### Requirement
Your task is to transcribe the data in full.

### Data extract

☆ ☆ ☆

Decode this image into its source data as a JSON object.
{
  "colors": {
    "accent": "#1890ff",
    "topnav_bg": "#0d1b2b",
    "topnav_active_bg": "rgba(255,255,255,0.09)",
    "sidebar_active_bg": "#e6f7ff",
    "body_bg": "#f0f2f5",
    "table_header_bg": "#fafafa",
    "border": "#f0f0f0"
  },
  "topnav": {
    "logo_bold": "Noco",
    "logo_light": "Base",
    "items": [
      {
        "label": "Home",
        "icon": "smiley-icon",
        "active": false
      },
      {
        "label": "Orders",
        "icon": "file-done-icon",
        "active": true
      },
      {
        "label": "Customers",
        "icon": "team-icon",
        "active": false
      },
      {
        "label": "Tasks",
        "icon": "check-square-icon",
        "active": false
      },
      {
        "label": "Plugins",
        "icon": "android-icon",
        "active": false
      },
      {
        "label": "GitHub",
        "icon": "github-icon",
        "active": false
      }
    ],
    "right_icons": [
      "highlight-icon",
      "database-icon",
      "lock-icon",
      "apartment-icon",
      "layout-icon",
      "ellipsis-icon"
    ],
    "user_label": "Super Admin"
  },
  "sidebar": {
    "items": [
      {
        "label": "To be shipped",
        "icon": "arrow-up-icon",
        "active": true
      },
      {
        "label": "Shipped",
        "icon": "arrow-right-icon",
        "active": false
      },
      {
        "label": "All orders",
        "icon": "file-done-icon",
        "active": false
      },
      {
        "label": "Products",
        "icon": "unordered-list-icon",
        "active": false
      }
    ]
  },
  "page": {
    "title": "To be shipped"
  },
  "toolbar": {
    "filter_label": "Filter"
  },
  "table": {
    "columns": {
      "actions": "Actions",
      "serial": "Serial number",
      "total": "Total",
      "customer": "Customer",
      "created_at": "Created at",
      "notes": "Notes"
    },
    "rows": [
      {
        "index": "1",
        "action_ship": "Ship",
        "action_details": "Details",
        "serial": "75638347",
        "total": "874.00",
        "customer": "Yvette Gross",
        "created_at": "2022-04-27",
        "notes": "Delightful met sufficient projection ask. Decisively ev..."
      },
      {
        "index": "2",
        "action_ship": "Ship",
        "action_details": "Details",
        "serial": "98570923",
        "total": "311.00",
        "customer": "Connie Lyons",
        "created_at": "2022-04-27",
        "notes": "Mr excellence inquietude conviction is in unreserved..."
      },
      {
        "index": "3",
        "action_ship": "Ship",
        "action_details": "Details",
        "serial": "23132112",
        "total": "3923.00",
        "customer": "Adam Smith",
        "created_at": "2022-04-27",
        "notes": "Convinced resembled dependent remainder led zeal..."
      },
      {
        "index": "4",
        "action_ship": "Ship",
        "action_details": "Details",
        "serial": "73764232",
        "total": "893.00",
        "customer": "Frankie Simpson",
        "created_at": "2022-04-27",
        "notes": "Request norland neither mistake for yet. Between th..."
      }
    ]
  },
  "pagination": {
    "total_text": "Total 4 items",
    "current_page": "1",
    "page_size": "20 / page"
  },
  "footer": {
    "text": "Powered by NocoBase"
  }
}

☆ ☆ ☆

### Answer to the problem
Decode this image into its source data as a JSON object.
{
  "colors": {
    "accent": "#1890ff",
    "topnav_bg": "#0d1b2b",
    "topnav_active_bg": "rgba(255,255,255,0.09)",
    "sidebar_active_bg": "#e6f7ff",
    "body_bg": "#f0f2f5",
    "table_header_bg": "#fafafa",
    "border": "#f0f0f0"
  },
  "topnav": {
    "logo_bold": "Noco",
    "logo_light": "Base",
    "items": [
      {
        "label": "Home",
        "icon": "smiley-icon",
        "active": false
      },
      {
        "label": "Orders",
        "icon": "file-done-icon",
        "active": true
      },
      {
        "label": "Customers",
        "icon": "team-icon",
        "active": false
      },
      {
        "label": "Tasks",
        "icon": "check-square-icon",
        "active": false
      },
      {
        "label": "Plugins",
        "icon": "android-icon",
        "active": false
      },
      {
        "label": "GitHub",
        "icon": "github-icon",
        "active": false
      }
    ],
    "right_icons": [
      "highlight-icon",
      "database-icon",
      "lock-icon",
      "apartment-icon",
      "layout-icon",
      "ellipsis-icon"
    ],
    "user_label": "Super Admin"
  },
  "sidebar": {
    "items": [
      {
        "label": "To be shipped",
        "icon": "arrow-up-icon",
        "active": true
      },
      {
        "label": "Shipped",
        "icon": "arrow-right-icon",
        "active": false
      },
      {
        "label": "All orders",
        "icon": "file-done-icon",
        "active": false
      },
      {
        "label": "Products",
        "icon": "unordered-list-icon",
        "active": false
      }
    ]
  },
  "page": {
    "title": "To be shipped"
  },
  "toolbar": {
    "filter_label": "Filter"
  },
  "table": {
    "columns": {
      "actions": "Actions",
      "serial": "Serial number",
      "total": "Total",
      "customer": "Customer",
      "created_at": "Created at",
      "notes": "Notes"
    },
    "rows": [
      {
        "index": "1",
        "action_ship": "Ship",
        "action_details": "Details",
        "serial": "75638347",
        "total": "874.00",
        "customer": "Yvette Gross",
        "created_at": "2022-04-27",
        "notes": "Delightful met sufficient projection ask. Decisively ev..."
      },
      {
        "index": "2",
        "action_ship": "Ship",
        "action_details": "Details",
        "serial": "98570923",
        "total": "311.00",
        "customer": "Connie Lyons",
        "created_at": "2022-04-27",
        "notes": "Mr excellence inquietude conviction is in unreserved..."
      },
      {
        "index": "3",
        "action_ship": "Ship",
        "action_details": "Details",
        "serial": "23132112",
        "total": "3923.00",
        "customer": "Adam Smith",
        "created_at": "2022-04-27",
        "notes": "Convinced resembled dependent remainder led zeal..."
      },
      {
        "index": "4",
        "action_ship": "Ship",
        "action_details": "Details",
        "serial": "73764232",
        "total": "893.00",
        "customer": "Frankie Simpson",
        "created_at": "2022-04-27",
        "notes": "Request norland neither mistake for yet. Between th..."
      }
    ]
  },
  "pagination": {
    "total_text": "Total 4 items",
    "current_page": "1",
    "page_size": "20 / page"
  },
  "footer": {
    "text": "Powered by NocoBase"
  }
}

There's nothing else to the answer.